-- Start of Material shown --
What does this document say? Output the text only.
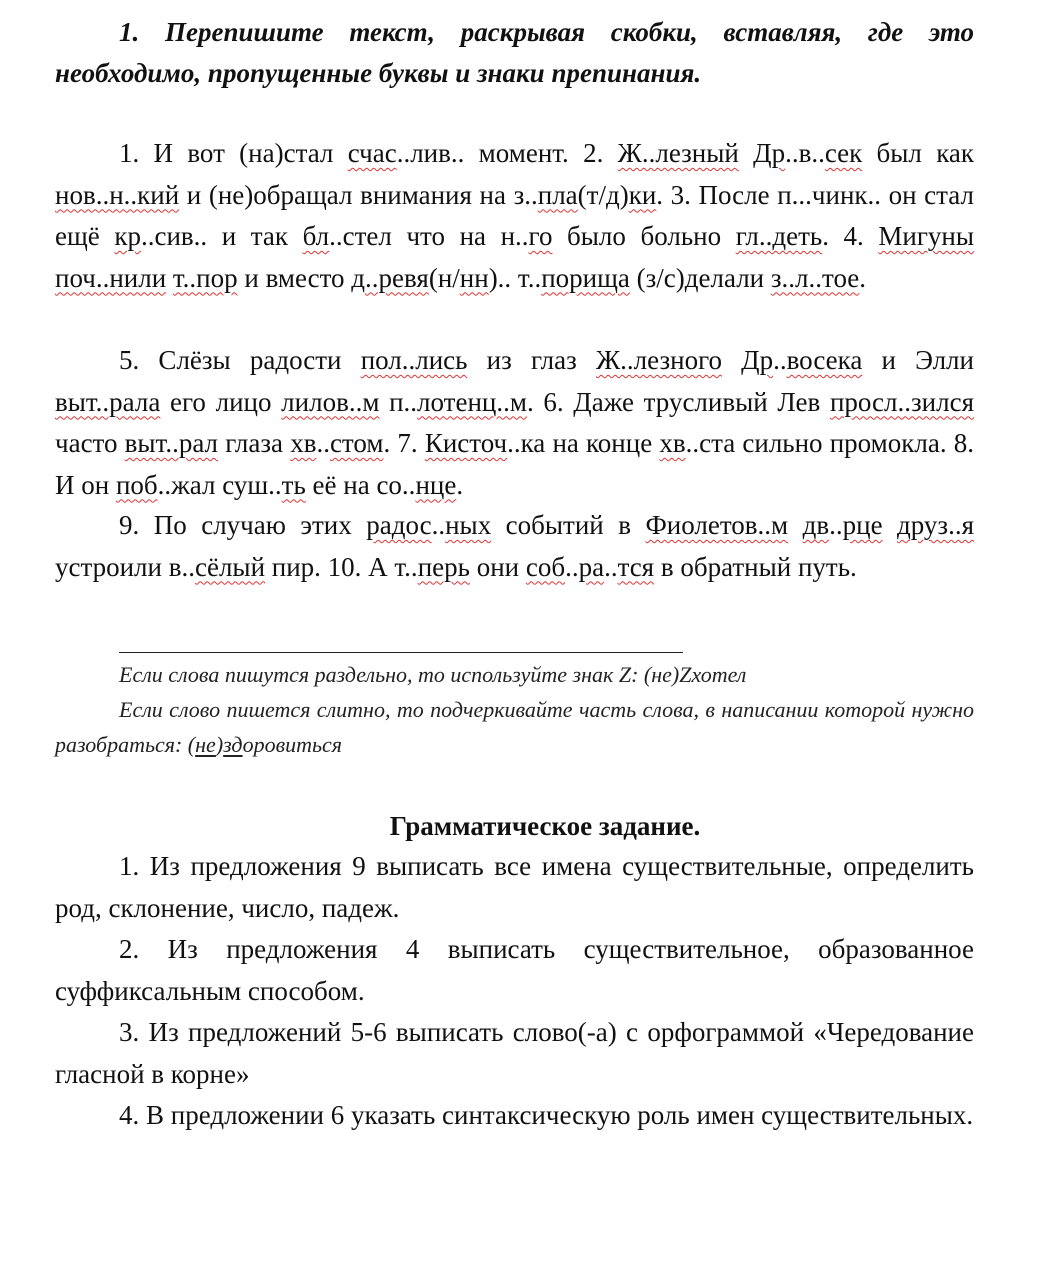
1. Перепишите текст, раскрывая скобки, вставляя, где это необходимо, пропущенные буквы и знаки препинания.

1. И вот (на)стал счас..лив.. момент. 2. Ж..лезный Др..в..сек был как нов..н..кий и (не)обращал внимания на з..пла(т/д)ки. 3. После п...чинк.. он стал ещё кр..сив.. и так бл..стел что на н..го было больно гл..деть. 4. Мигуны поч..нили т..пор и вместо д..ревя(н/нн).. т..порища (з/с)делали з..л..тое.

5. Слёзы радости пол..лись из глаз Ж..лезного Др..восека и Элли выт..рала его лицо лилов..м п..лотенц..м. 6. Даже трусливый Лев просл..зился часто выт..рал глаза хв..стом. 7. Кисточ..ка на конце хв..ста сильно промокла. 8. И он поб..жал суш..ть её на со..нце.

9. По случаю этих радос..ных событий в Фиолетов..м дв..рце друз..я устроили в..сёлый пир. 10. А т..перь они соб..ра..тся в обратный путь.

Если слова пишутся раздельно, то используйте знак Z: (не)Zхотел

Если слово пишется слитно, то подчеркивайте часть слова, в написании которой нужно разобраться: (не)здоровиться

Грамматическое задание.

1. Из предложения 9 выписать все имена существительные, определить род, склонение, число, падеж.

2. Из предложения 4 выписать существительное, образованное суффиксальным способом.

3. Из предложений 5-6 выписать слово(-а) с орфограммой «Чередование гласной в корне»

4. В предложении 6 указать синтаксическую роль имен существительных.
-- End of Material shown --
-- Start of Material shown --
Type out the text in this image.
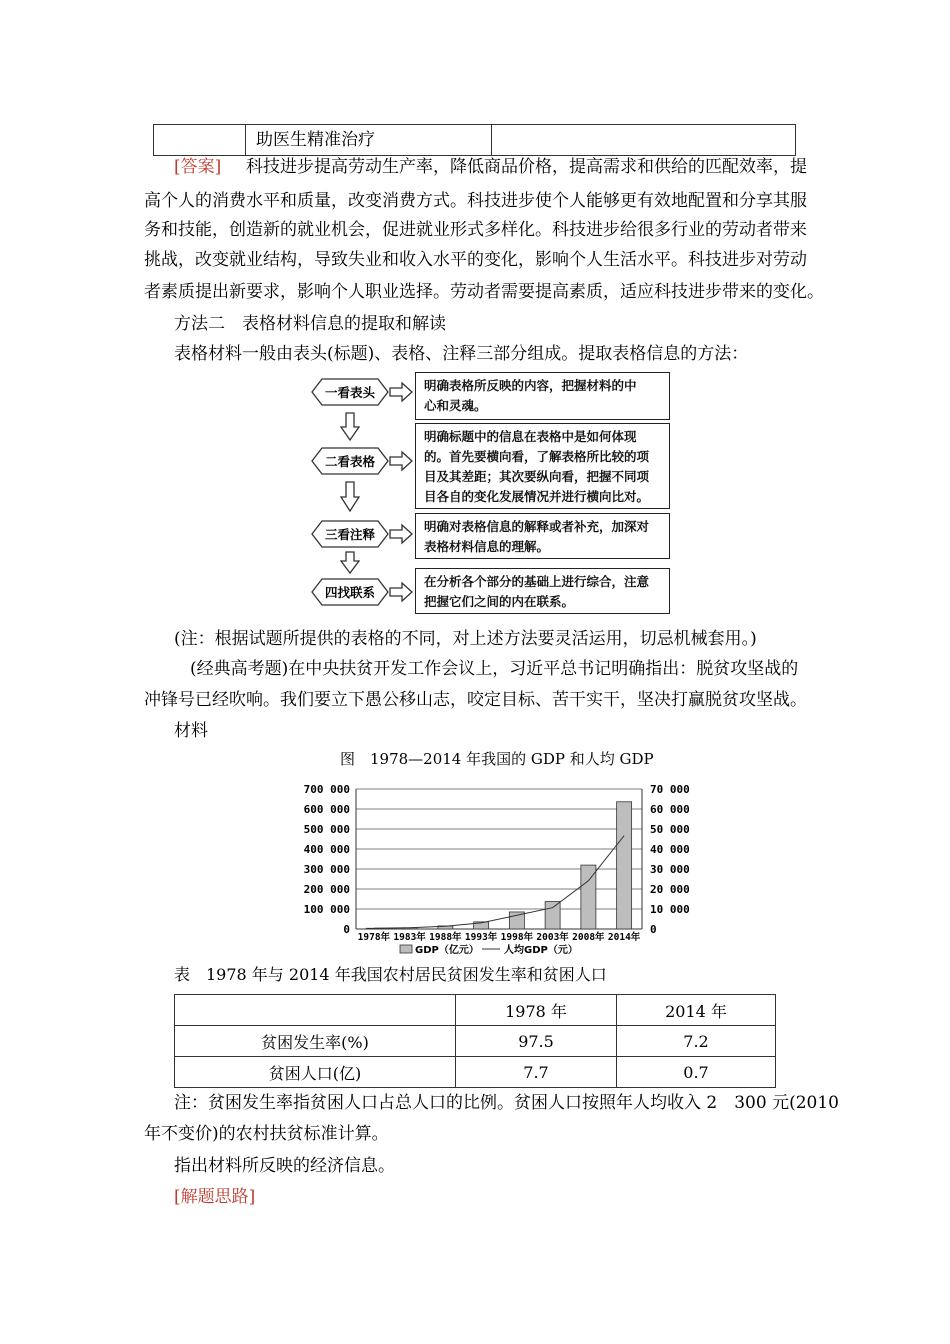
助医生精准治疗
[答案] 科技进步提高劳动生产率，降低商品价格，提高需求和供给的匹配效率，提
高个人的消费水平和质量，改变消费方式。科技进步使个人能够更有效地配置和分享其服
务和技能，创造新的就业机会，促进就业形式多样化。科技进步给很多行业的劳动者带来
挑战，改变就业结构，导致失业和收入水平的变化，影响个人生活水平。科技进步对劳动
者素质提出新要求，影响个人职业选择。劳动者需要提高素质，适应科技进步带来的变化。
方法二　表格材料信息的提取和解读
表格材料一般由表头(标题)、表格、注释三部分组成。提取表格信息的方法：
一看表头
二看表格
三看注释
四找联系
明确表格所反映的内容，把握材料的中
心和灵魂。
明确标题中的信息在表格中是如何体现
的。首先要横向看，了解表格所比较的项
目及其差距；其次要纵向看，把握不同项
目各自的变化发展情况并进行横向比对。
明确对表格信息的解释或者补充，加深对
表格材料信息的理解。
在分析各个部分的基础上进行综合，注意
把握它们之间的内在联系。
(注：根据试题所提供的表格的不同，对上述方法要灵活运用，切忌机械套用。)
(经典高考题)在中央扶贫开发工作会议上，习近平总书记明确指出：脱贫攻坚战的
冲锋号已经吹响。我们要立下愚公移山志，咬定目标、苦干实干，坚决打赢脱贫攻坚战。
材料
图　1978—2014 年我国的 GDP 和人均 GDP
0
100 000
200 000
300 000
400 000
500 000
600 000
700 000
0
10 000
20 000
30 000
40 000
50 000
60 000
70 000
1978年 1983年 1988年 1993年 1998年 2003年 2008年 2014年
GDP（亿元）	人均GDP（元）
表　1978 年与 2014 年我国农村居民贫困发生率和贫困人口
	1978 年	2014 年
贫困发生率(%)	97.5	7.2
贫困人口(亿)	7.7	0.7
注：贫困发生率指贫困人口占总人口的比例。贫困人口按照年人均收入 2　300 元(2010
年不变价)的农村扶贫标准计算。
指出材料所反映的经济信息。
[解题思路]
-- End of Material shown --
> **Given request**:
Write only the number of lines in the records that include the word "this".

> **Finished task**:
2